### Stated problem
Leave out the pictures and transcribe everything else exactly.
** START Data supplied **
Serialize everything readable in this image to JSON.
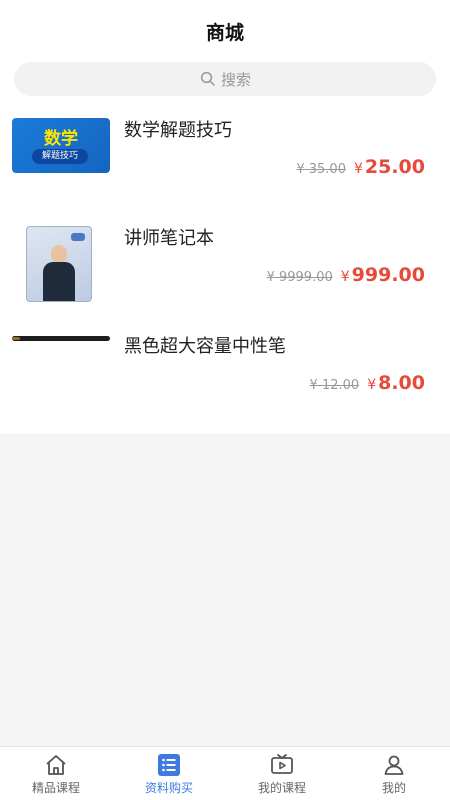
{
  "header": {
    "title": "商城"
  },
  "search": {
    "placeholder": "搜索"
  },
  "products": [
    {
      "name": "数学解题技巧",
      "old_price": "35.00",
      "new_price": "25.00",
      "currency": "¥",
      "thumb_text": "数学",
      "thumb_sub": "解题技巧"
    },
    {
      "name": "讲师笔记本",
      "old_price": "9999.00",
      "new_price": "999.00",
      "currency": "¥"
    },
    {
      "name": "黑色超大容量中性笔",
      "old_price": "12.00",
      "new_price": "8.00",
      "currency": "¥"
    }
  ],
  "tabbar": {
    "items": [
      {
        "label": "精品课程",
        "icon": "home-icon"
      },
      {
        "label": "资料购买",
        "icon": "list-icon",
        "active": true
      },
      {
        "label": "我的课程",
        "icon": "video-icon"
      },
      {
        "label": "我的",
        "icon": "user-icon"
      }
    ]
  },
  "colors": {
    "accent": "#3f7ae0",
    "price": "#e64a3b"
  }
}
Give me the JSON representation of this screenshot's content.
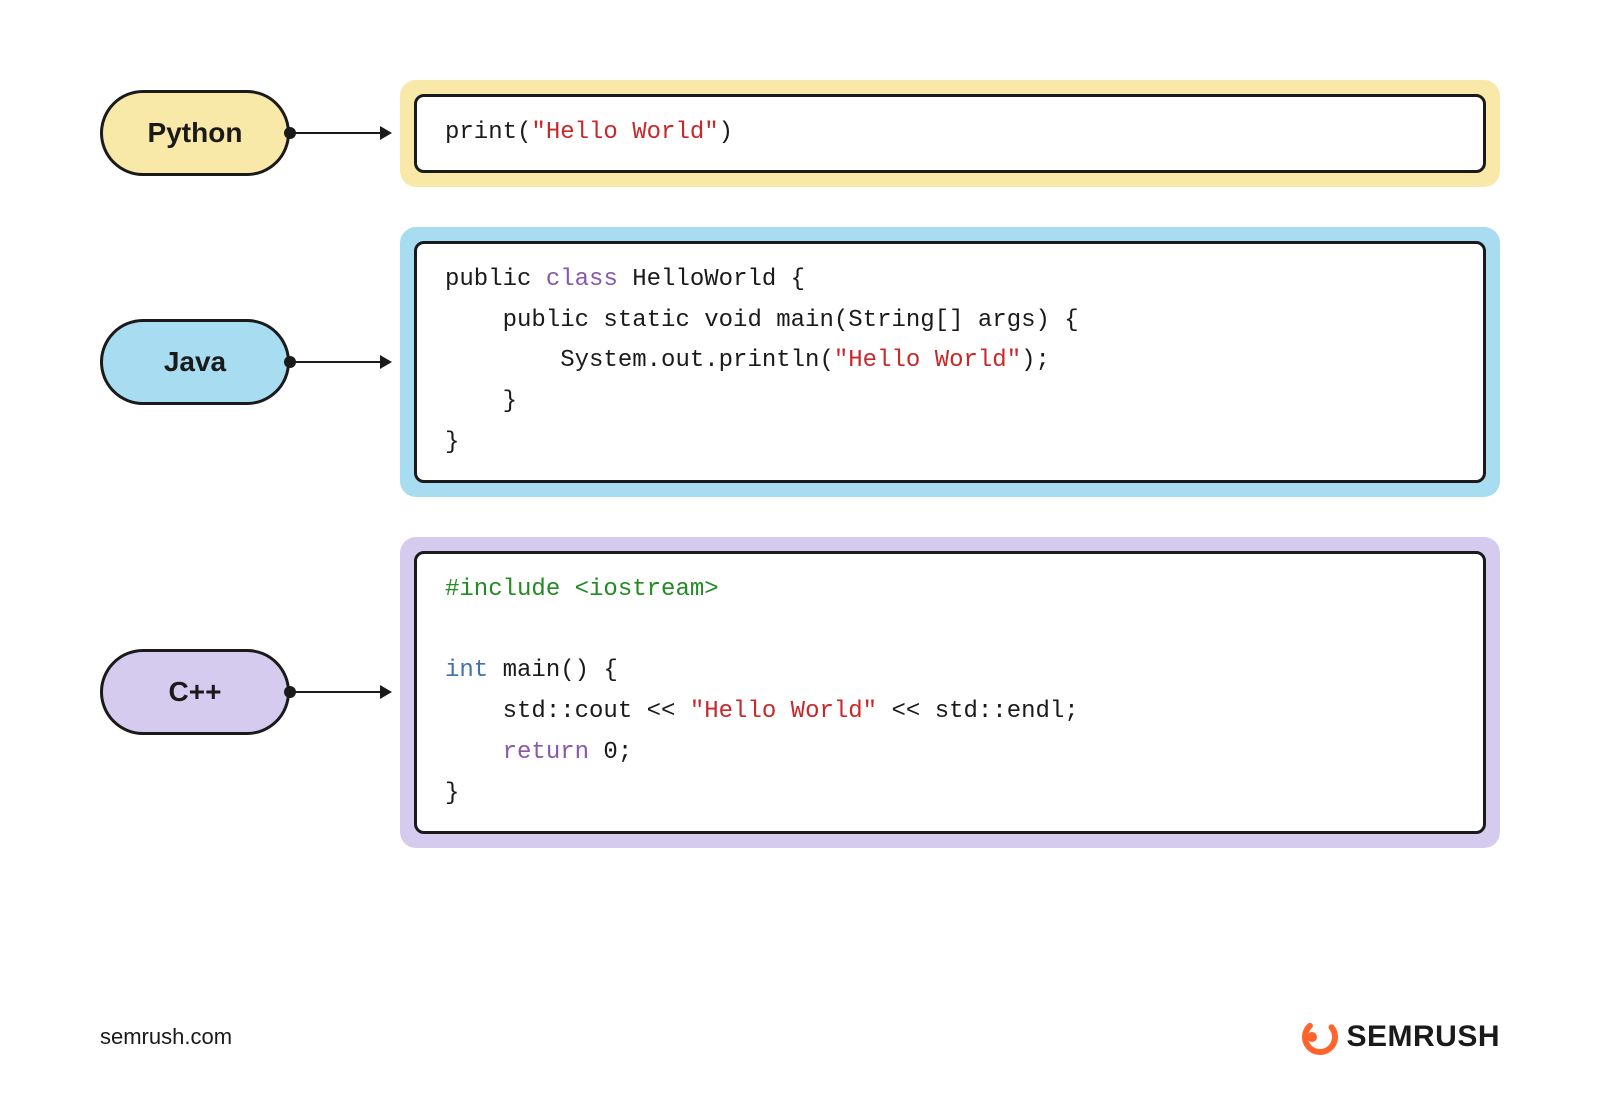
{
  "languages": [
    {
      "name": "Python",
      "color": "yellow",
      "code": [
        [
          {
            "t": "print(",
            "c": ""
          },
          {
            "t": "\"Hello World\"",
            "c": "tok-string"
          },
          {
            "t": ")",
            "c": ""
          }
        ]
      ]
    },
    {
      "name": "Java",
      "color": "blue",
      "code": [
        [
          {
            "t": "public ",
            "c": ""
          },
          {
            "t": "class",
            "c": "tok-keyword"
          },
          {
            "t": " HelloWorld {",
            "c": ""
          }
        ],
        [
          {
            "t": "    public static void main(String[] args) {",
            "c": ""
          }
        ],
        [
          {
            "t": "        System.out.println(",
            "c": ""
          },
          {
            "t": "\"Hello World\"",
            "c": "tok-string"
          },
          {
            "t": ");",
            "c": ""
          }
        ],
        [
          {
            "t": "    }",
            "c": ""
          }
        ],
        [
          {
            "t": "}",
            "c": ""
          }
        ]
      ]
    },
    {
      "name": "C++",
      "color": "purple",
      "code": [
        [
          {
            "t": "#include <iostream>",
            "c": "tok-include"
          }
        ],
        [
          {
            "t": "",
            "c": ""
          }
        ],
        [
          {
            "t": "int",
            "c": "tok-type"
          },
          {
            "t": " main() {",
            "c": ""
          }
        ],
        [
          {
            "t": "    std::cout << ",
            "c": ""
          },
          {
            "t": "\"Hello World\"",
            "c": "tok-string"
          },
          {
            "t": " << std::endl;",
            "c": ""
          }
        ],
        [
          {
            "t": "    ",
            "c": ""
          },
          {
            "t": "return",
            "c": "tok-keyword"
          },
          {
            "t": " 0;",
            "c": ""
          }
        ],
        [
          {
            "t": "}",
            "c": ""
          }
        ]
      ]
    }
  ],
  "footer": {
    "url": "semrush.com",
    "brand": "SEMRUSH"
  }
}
** END Data supplied **
### Worked answer
Serialize everything readable in this image to JSON.
{
  "header": {
    "title": "商城"
  },
  "search": {
    "placeholder": "搜索"
  },
  "products": [
    {
      "name": "数学解题技巧",
      "old_price": "35.00",
      "new_price": "25.00",
      "currency": "¥",
      "thumb_text": "数学",
      "thumb_sub": "解题技巧"
    },
    {
      "name": "讲师笔记本",
      "old_price": "9999.00",
      "new_price": "999.00",
      "currency": "¥"
    },
    {
      "name": "黑色超大容量中性笔",
      "old_price": "12.00",
      "new_price": "8.00",
      "currency": "¥"
    }
  ],
  "tabbar": {
    "items": [
      {
        "label": "精品课程",
        "icon": "home-icon"
      },
      {
        "label": "资料购买",
        "icon": "list-icon",
        "active": true
      },
      {
        "label": "我的课程",
        "icon": "video-icon"
      },
      {
        "label": "我的",
        "icon": "user-icon"
      }
    ]
  },
  "colors": {
    "accent": "#3f7ae0",
    "price": "#e64a3b"
  }
}
Give me the JSON representation of this screenshot's content.
{
  "languages": [
    {
      "name": "Python",
      "color": "yellow",
      "code": [
        [
          {
            "t": "print(",
            "c": ""
          },
          {
            "t": "\"Hello World\"",
            "c": "tok-string"
          },
          {
            "t": ")",
            "c": ""
          }
        ]
      ]
    },
    {
      "name": "Java",
      "color": "blue",
      "code": [
        [
          {
            "t": "public ",
            "c": ""
          },
          {
            "t": "class",
            "c": "tok-keyword"
          },
          {
            "t": " HelloWorld {",
            "c": ""
          }
        ],
        [
          {
            "t": "    public static void main(String[] args) {",
            "c": ""
          }
        ],
        [
          {
            "t": "        System.out.println(",
            "c": ""
          },
          {
            "t": "\"Hello World\"",
            "c": "tok-string"
          },
          {
            "t": ");",
            "c": ""
          }
        ],
        [
          {
            "t": "    }",
            "c": ""
          }
        ],
        [
          {
            "t": "}",
            "c": ""
          }
        ]
      ]
    },
    {
      "name": "C++",
      "color": "purple",
      "code": [
        [
          {
            "t": "#include <iostream>",
            "c": "tok-include"
          }
        ],
        [
          {
            "t": "",
            "c": ""
          }
        ],
        [
          {
            "t": "int",
            "c": "tok-type"
          },
          {
            "t": " main() {",
            "c": ""
          }
        ],
        [
          {
            "t": "    std::cout << ",
            "c": ""
          },
          {
            "t": "\"Hello World\"",
            "c": "tok-string"
          },
          {
            "t": " << std::endl;",
            "c": ""
          }
        ],
        [
          {
            "t": "    ",
            "c": ""
          },
          {
            "t": "return",
            "c": "tok-keyword"
          },
          {
            "t": " 0;",
            "c": ""
          }
        ],
        [
          {
            "t": "}",
            "c": ""
          }
        ]
      ]
    }
  ],
  "footer": {
    "url": "semrush.com",
    "brand": "SEMRUSH"
  }
}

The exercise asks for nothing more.